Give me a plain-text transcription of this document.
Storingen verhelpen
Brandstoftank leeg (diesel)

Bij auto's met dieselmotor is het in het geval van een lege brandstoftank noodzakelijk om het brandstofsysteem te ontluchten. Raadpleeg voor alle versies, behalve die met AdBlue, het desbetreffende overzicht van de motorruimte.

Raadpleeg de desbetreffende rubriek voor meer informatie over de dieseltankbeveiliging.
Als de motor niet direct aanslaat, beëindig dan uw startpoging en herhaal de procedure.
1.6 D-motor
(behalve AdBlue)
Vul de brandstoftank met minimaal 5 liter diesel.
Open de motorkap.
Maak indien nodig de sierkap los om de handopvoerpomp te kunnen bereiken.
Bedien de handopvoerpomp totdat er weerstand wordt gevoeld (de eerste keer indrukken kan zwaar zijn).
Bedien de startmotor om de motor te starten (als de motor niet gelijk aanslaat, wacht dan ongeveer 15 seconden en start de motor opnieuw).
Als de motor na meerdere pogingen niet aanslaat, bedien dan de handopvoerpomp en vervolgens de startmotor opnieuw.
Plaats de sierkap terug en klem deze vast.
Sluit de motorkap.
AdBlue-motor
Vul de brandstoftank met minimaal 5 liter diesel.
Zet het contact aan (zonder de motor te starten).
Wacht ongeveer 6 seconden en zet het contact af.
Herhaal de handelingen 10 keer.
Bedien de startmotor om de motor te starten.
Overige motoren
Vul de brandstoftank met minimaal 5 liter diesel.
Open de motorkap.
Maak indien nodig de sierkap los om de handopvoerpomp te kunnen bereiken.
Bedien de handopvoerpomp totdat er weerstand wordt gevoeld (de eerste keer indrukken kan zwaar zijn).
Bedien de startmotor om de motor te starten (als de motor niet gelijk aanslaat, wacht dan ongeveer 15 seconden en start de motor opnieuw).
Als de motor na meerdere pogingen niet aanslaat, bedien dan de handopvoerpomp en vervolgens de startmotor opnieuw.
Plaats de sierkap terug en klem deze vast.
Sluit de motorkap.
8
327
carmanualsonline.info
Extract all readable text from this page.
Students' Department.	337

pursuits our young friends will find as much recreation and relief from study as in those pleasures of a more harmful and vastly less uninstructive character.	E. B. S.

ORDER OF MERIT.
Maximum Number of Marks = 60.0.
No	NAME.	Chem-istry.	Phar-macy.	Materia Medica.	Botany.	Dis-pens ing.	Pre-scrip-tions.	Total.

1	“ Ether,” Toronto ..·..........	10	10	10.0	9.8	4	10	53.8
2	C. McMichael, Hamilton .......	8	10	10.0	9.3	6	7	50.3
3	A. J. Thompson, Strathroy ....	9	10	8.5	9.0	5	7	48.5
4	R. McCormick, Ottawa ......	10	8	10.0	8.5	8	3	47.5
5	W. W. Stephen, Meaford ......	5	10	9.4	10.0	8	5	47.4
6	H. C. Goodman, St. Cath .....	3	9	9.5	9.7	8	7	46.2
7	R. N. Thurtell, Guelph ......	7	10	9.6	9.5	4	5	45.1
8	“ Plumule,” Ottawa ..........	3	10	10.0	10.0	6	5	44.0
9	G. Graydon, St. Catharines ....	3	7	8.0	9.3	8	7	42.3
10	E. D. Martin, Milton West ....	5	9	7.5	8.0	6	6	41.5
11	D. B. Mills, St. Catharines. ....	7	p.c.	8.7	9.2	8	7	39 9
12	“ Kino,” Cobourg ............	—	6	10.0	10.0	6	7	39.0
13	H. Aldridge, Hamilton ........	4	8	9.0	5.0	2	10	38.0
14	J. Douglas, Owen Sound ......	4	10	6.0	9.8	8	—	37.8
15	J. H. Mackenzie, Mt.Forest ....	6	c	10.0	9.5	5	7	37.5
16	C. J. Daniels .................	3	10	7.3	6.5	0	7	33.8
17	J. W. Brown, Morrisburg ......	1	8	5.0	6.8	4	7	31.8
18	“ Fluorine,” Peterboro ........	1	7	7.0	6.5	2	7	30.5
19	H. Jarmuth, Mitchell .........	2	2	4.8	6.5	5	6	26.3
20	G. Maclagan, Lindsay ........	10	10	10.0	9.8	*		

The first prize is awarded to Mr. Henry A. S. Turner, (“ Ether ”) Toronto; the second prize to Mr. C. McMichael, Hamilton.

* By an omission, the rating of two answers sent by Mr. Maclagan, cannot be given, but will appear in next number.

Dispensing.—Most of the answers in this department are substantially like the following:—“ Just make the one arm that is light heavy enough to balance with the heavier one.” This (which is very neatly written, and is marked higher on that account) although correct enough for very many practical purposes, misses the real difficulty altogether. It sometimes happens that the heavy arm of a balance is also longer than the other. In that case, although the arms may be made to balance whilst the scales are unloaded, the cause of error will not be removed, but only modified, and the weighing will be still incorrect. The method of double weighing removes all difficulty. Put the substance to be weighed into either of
▬▬▬
STATED GOAL - Find the string "Raadpleeg" in the listing and return every line that holds it.

OUTPUT BELOW -
Bij auto's met dieselmotor is het in het geval van een lege brandstoftank noodzakelijk om het brandstofsysteem te ontluchten. Raadpleeg voor alle versies, behalve die met AdBlue, het desbetreffende overzicht van de motorruimte.
Raadpleeg de desbetreffende rubriek voor meer informatie over de dieseltankbeveiliging.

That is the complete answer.